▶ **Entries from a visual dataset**
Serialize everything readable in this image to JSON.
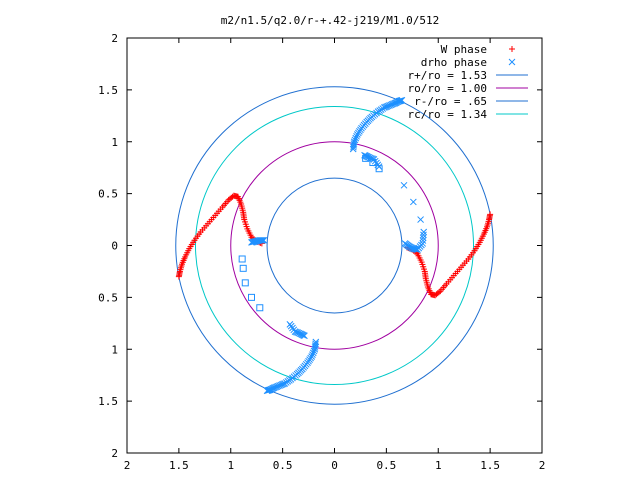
{
  "chart_data": {
    "type": "scatter",
    "title": "m2/n1.5/q2.0/r-+.42-j219/M1.0/512",
    "xlim": [
      -2,
      2
    ],
    "ylim": [
      -2,
      2
    ],
    "x_ticks": [
      -2,
      -1.5,
      -1,
      -0.5,
      0,
      0.5,
      1,
      1.5,
      2
    ],
    "y_ticks": [
      -2,
      -1.5,
      -1,
      -0.5,
      0,
      0.5,
      1,
      1.5,
      2
    ],
    "x_tick_labels": [
      "2",
      "1.5",
      "1",
      "0.5",
      "0",
      "0.5",
      "1",
      "1.5",
      "2"
    ],
    "y_tick_labels": [
      "2",
      "1.5",
      "1",
      "0.5",
      "0",
      "0.5",
      "1",
      "1.5",
      "2"
    ],
    "grid": false,
    "legend_position": "top-right",
    "legend": [
      {
        "label": "W phase",
        "marker": "+",
        "color": "#ff0000"
      },
      {
        "label": "drho phase",
        "marker": "x",
        "color": "#1e90ff"
      },
      {
        "label": "r+/ro = 1.53",
        "line": true,
        "color": "#1f6fd0"
      },
      {
        "label": "ro/ro = 1.00",
        "line": true,
        "color": "#a000a0"
      },
      {
        "label": "r-/ro = .65",
        "line": true,
        "color": "#1f6fd0"
      },
      {
        "label": "rc/ro = 1.34",
        "line": true,
        "color": "#00c8c8"
      }
    ],
    "circles": [
      {
        "name": "r+/ro",
        "radius": 1.53,
        "color": "#1f6fd0"
      },
      {
        "name": "ro/ro",
        "radius": 1.0,
        "color": "#a000a0"
      },
      {
        "name": "r-/ro",
        "radius": 0.65,
        "color": "#1f6fd0"
      },
      {
        "name": "rc/ro",
        "radius": 1.34,
        "color": "#00c8c8"
      }
    ],
    "series": [
      {
        "name": "W phase",
        "marker": "+",
        "color": "#ff0000",
        "points": [
          [
            1.5,
            0.3
          ],
          [
            1.49,
            0.25
          ],
          [
            1.47,
            0.18
          ],
          [
            1.44,
            0.11
          ],
          [
            1.4,
            0.03
          ],
          [
            1.35,
            -0.05
          ],
          [
            1.29,
            -0.13
          ],
          [
            1.22,
            -0.21
          ],
          [
            1.15,
            -0.29
          ],
          [
            1.08,
            -0.37
          ],
          [
            1.02,
            -0.44
          ],
          [
            0.97,
            -0.48
          ],
          [
            0.93,
            -0.47
          ],
          [
            0.9,
            -0.4
          ],
          [
            0.88,
            -0.32
          ],
          [
            0.87,
            -0.25
          ],
          [
            0.84,
            -0.16
          ],
          [
            0.8,
            -0.08
          ],
          [
            0.75,
            -0.04
          ],
          [
            0.7,
            -0.02
          ],
          [
            -1.5,
            -0.3
          ],
          [
            -1.49,
            -0.25
          ],
          [
            -1.47,
            -0.18
          ],
          [
            -1.44,
            -0.11
          ],
          [
            -1.4,
            -0.03
          ],
          [
            -1.35,
            0.05
          ],
          [
            -1.29,
            0.13
          ],
          [
            -1.22,
            0.21
          ],
          [
            -1.15,
            0.29
          ],
          [
            -1.08,
            0.37
          ],
          [
            -1.02,
            0.44
          ],
          [
            -0.97,
            0.48
          ],
          [
            -0.93,
            0.47
          ],
          [
            -0.9,
            0.4
          ],
          [
            -0.88,
            0.32
          ],
          [
            -0.87,
            0.25
          ],
          [
            -0.84,
            0.16
          ],
          [
            -0.8,
            0.08
          ],
          [
            -0.75,
            0.04
          ],
          [
            -0.7,
            0.02
          ]
        ]
      },
      {
        "name": "drho phase",
        "marker": "x",
        "color": "#1e90ff",
        "points": [
          [
            0.18,
            0.93
          ],
          [
            0.19,
            1.0
          ],
          [
            0.22,
            1.07
          ],
          [
            0.26,
            1.13
          ],
          [
            0.31,
            1.19
          ],
          [
            0.36,
            1.24
          ],
          [
            0.42,
            1.29
          ],
          [
            0.48,
            1.33
          ],
          [
            0.53,
            1.35
          ],
          [
            0.58,
            1.37
          ],
          [
            0.62,
            1.39
          ],
          [
            0.65,
            1.4
          ],
          [
            0.29,
            0.87
          ],
          [
            0.33,
            0.85
          ],
          [
            0.38,
            0.83
          ],
          [
            0.43,
            0.76
          ],
          [
            0.67,
            0.58
          ],
          [
            0.76,
            0.42
          ],
          [
            0.83,
            0.25
          ],
          [
            0.86,
            0.13
          ],
          [
            0.85,
            0.02
          ],
          [
            0.8,
            -0.04
          ],
          [
            0.76,
            -0.03
          ],
          [
            0.72,
            -0.01
          ],
          [
            0.68,
            0.02
          ],
          [
            -0.18,
            -0.93
          ],
          [
            -0.19,
            -1.0
          ],
          [
            -0.22,
            -1.07
          ],
          [
            -0.26,
            -1.13
          ],
          [
            -0.31,
            -1.19
          ],
          [
            -0.36,
            -1.24
          ],
          [
            -0.42,
            -1.29
          ],
          [
            -0.48,
            -1.33
          ],
          [
            -0.53,
            -1.35
          ],
          [
            -0.58,
            -1.37
          ],
          [
            -0.62,
            -1.39
          ],
          [
            -0.65,
            -1.4
          ],
          [
            -0.29,
            -0.87
          ],
          [
            -0.33,
            -0.85
          ],
          [
            -0.38,
            -0.83
          ],
          [
            -0.43,
            -0.76
          ],
          [
            -0.68,
            0.05
          ],
          [
            -0.72,
            0.05
          ],
          [
            -0.76,
            0.04
          ],
          [
            -0.8,
            0.03
          ]
        ]
      },
      {
        "name": "drho phase (squares)",
        "marker": "square",
        "color": "#1e90ff",
        "points": [
          [
            0.3,
            0.84
          ],
          [
            0.37,
            0.8
          ],
          [
            0.43,
            0.74
          ],
          [
            -0.89,
            -0.13
          ],
          [
            -0.88,
            -0.22
          ],
          [
            -0.86,
            -0.36
          ],
          [
            -0.8,
            -0.5
          ],
          [
            -0.72,
            -0.6
          ]
        ]
      }
    ]
  }
}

▶ **To do**
Leave the pictures out, and print every line of the listing exactly as written.

▶ **Written response**
Serialize everything readable in this image to JSON.
{
  "chart_data": {
    "type": "scatter",
    "title": "m2/n1.5/q2.0/r-+.42-j219/M1.0/512",
    "xlim": [
      -2,
      2
    ],
    "ylim": [
      -2,
      2
    ],
    "x_ticks": [
      -2,
      -1.5,
      -1,
      -0.5,
      0,
      0.5,
      1,
      1.5,
      2
    ],
    "y_ticks": [
      -2,
      -1.5,
      -1,
      -0.5,
      0,
      0.5,
      1,
      1.5,
      2
    ],
    "x_tick_labels": [
      "2",
      "1.5",
      "1",
      "0.5",
      "0",
      "0.5",
      "1",
      "1.5",
      "2"
    ],
    "y_tick_labels": [
      "2",
      "1.5",
      "1",
      "0.5",
      "0",
      "0.5",
      "1",
      "1.5",
      "2"
    ],
    "grid": false,
    "legend_position": "top-right",
    "legend": [
      {
        "label": "W phase",
        "marker": "+",
        "color": "#ff0000"
      },
      {
        "label": "drho phase",
        "marker": "x",
        "color": "#1e90ff"
      },
      {
        "label": "r+/ro = 1.53",
        "line": true,
        "color": "#1f6fd0"
      },
      {
        "label": "ro/ro = 1.00",
        "line": true,
        "color": "#a000a0"
      },
      {
        "label": "r-/ro = .65",
        "line": true,
        "color": "#1f6fd0"
      },
      {
        "label": "rc/ro = 1.34",
        "line": true,
        "color": "#00c8c8"
      }
    ],
    "circles": [
      {
        "name": "r+/ro",
        "radius": 1.53,
        "color": "#1f6fd0"
      },
      {
        "name": "ro/ro",
        "radius": 1.0,
        "color": "#a000a0"
      },
      {
        "name": "r-/ro",
        "radius": 0.65,
        "color": "#1f6fd0"
      },
      {
        "name": "rc/ro",
        "radius": 1.34,
        "color": "#00c8c8"
      }
    ],
    "series": [
      {
        "name": "W phase",
        "marker": "+",
        "color": "#ff0000",
        "points": [
          [
            1.5,
            0.3
          ],
          [
            1.49,
            0.25
          ],
          [
            1.47,
            0.18
          ],
          [
            1.44,
            0.11
          ],
          [
            1.4,
            0.03
          ],
          [
            1.35,
            -0.05
          ],
          [
            1.29,
            -0.13
          ],
          [
            1.22,
            -0.21
          ],
          [
            1.15,
            -0.29
          ],
          [
            1.08,
            -0.37
          ],
          [
            1.02,
            -0.44
          ],
          [
            0.97,
            -0.48
          ],
          [
            0.93,
            -0.47
          ],
          [
            0.9,
            -0.4
          ],
          [
            0.88,
            -0.32
          ],
          [
            0.87,
            -0.25
          ],
          [
            0.84,
            -0.16
          ],
          [
            0.8,
            -0.08
          ],
          [
            0.75,
            -0.04
          ],
          [
            0.7,
            -0.02
          ],
          [
            -1.5,
            -0.3
          ],
          [
            -1.49,
            -0.25
          ],
          [
            -1.47,
            -0.18
          ],
          [
            -1.44,
            -0.11
          ],
          [
            -1.4,
            -0.03
          ],
          [
            -1.35,
            0.05
          ],
          [
            -1.29,
            0.13
          ],
          [
            -1.22,
            0.21
          ],
          [
            -1.15,
            0.29
          ],
          [
            -1.08,
            0.37
          ],
          [
            -1.02,
            0.44
          ],
          [
            -0.97,
            0.48
          ],
          [
            -0.93,
            0.47
          ],
          [
            -0.9,
            0.4
          ],
          [
            -0.88,
            0.32
          ],
          [
            -0.87,
            0.25
          ],
          [
            -0.84,
            0.16
          ],
          [
            -0.8,
            0.08
          ],
          [
            -0.75,
            0.04
          ],
          [
            -0.7,
            0.02
          ]
        ]
      },
      {
        "name": "drho phase",
        "marker": "x",
        "color": "#1e90ff",
        "points": [
          [
            0.18,
            0.93
          ],
          [
            0.19,
            1.0
          ],
          [
            0.22,
            1.07
          ],
          [
            0.26,
            1.13
          ],
          [
            0.31,
            1.19
          ],
          [
            0.36,
            1.24
          ],
          [
            0.42,
            1.29
          ],
          [
            0.48,
            1.33
          ],
          [
            0.53,
            1.35
          ],
          [
            0.58,
            1.37
          ],
          [
            0.62,
            1.39
          ],
          [
            0.65,
            1.4
          ],
          [
            0.29,
            0.87
          ],
          [
            0.33,
            0.85
          ],
          [
            0.38,
            0.83
          ],
          [
            0.43,
            0.76
          ],
          [
            0.67,
            0.58
          ],
          [
            0.76,
            0.42
          ],
          [
            0.83,
            0.25
          ],
          [
            0.86,
            0.13
          ],
          [
            0.85,
            0.02
          ],
          [
            0.8,
            -0.04
          ],
          [
            0.76,
            -0.03
          ],
          [
            0.72,
            -0.01
          ],
          [
            0.68,
            0.02
          ],
          [
            -0.18,
            -0.93
          ],
          [
            -0.19,
            -1.0
          ],
          [
            -0.22,
            -1.07
          ],
          [
            -0.26,
            -1.13
          ],
          [
            -0.31,
            -1.19
          ],
          [
            -0.36,
            -1.24
          ],
          [
            -0.42,
            -1.29
          ],
          [
            -0.48,
            -1.33
          ],
          [
            -0.53,
            -1.35
          ],
          [
            -0.58,
            -1.37
          ],
          [
            -0.62,
            -1.39
          ],
          [
            -0.65,
            -1.4
          ],
          [
            -0.29,
            -0.87
          ],
          [
            -0.33,
            -0.85
          ],
          [
            -0.38,
            -0.83
          ],
          [
            -0.43,
            -0.76
          ],
          [
            -0.68,
            0.05
          ],
          [
            -0.72,
            0.05
          ],
          [
            -0.76,
            0.04
          ],
          [
            -0.8,
            0.03
          ]
        ]
      },
      {
        "name": "drho phase (squares)",
        "marker": "square",
        "color": "#1e90ff",
        "points": [
          [
            0.3,
            0.84
          ],
          [
            0.37,
            0.8
          ],
          [
            0.43,
            0.74
          ],
          [
            -0.89,
            -0.13
          ],
          [
            -0.88,
            -0.22
          ],
          [
            -0.86,
            -0.36
          ],
          [
            -0.8,
            -0.5
          ],
          [
            -0.72,
            -0.6
          ]
        ]
      }
    ]
  }
}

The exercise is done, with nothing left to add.